Posted by: Bay Presbyterian Church | January 4, 2018

“O Thou That Tellest Good Tidings”

“O Thou That Tellest Good Tidings”

 Just shy of 2 months ago we observed the 500th anniversary of the opening salvo of what has become known as the Reformation.  Begun by an obscure monk who, at the outset, was pointing out certain irregularities he noted as they related to his own church denomination.  That set off about 150 years of rolling reform throughout the center of the western world.  The church was shaken to its core as a millennium of theological formation and political connectiveness began to unwind.  And at the end of the 17th century and the beginning of the 18th century a movement began of such consequence that historians have named it.  They call it the Enlightenment—so called because its patriarchs and matriarchs believed that it was on age of setting aside the darkness of God and religion and the dawning of science and Reason.  You can’t see it, but in my notes Reason is spelled with a capital “R.”  That is because for most of the drivers of the Enlightenment, “Reason was their god, and man was the measure of all things.”  That quote was first attributed to a Greek philosopher named Protagoras and it means that the individual human being rather than a god or an unchanging moral law, is the ultimate source of VALUE!

### [Study questions]
• A. Answer these questions from the sermon post:
(i) How many years of rolling reform did the Reformation set off?
(ii) What name did historians give the movement that began at the end of the 17th century and the beginning of the 18th century?
(iii) To which Greek philosopher was the quote about man being the measure of all things first attributed?
• B. Carry the sermon post forward from its last sentence, writing a few more paragraphs in the same preaching voice.

### [Recorded data]
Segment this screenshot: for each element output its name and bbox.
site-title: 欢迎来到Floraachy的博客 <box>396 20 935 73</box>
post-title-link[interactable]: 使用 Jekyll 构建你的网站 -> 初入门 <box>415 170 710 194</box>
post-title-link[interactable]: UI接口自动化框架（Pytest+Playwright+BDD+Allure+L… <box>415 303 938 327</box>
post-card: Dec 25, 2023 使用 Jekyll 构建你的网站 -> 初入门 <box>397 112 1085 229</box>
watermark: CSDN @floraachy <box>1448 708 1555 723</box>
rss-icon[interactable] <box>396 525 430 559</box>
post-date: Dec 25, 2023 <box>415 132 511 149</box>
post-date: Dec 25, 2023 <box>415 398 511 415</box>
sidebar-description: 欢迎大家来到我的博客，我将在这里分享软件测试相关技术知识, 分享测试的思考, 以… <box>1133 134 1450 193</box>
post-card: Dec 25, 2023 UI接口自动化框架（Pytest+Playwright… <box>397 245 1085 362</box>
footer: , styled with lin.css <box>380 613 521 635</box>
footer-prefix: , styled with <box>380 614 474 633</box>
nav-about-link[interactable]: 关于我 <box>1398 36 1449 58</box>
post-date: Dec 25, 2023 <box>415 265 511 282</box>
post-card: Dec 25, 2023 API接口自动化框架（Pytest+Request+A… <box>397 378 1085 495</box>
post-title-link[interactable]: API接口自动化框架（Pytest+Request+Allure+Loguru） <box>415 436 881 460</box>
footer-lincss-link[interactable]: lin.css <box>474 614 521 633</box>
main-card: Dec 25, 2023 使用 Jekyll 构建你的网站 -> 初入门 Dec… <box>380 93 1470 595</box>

### [Results in order]
• A.
(i) About 150 years.
(ii) The Enlightenment.
(iii) Protagoras.

• B.
I think “man is the measure…” is a pretty good descriptive phrase for the Enlightenment. 

Why is this important?  Well—if you have been thinking about the dates, you will realize that there were other things going on in the western world while the Enlightenment was spreading.  Over in England John Mason Neale, Charles Wesley and Isaac Watts were breaking out of Cromwellian narrowness as it relates to the worship of the church.  Isaac Watts was publishing his breakout hymnal featuring interpretive lyrics related to Scripture.  At the same time—a composer in England was writing keyboard suites, cantatas and operas.  His name was George Handel and of him Ludwig von Beethoven said he was “the greatest composer that ever lived.”

Handel’s life raged while his continent was aflame with the debate of the ages:  Christian theism or humanistic atheism—that was the great debate of Handel’s age—sound familiar?  Many Enlightenment thinkers—contemporaries of Handel—had backgrounds in the sciences and associated scientific advancement with the overthrow of Christianity and traditional authority in favor of the development of free speech and thought.  This could be our times—but it was the time of George Frederic Handel.

Born in Germany into a Christian home, Handel’s early works were largely operas, but rising costs of operatic talent drove Handel to other areas of endeavor.  He began composing oratorios for the church which enabled volunteers to do the work of the expensive operatic players.

Handel could be—well let’s say—passionate.  He once fought a duel with swords over seating in the orchestra pit.  His opponent thrust what would have been a fatal blow, but his sword was blunted by a metal button on Handel’s coat.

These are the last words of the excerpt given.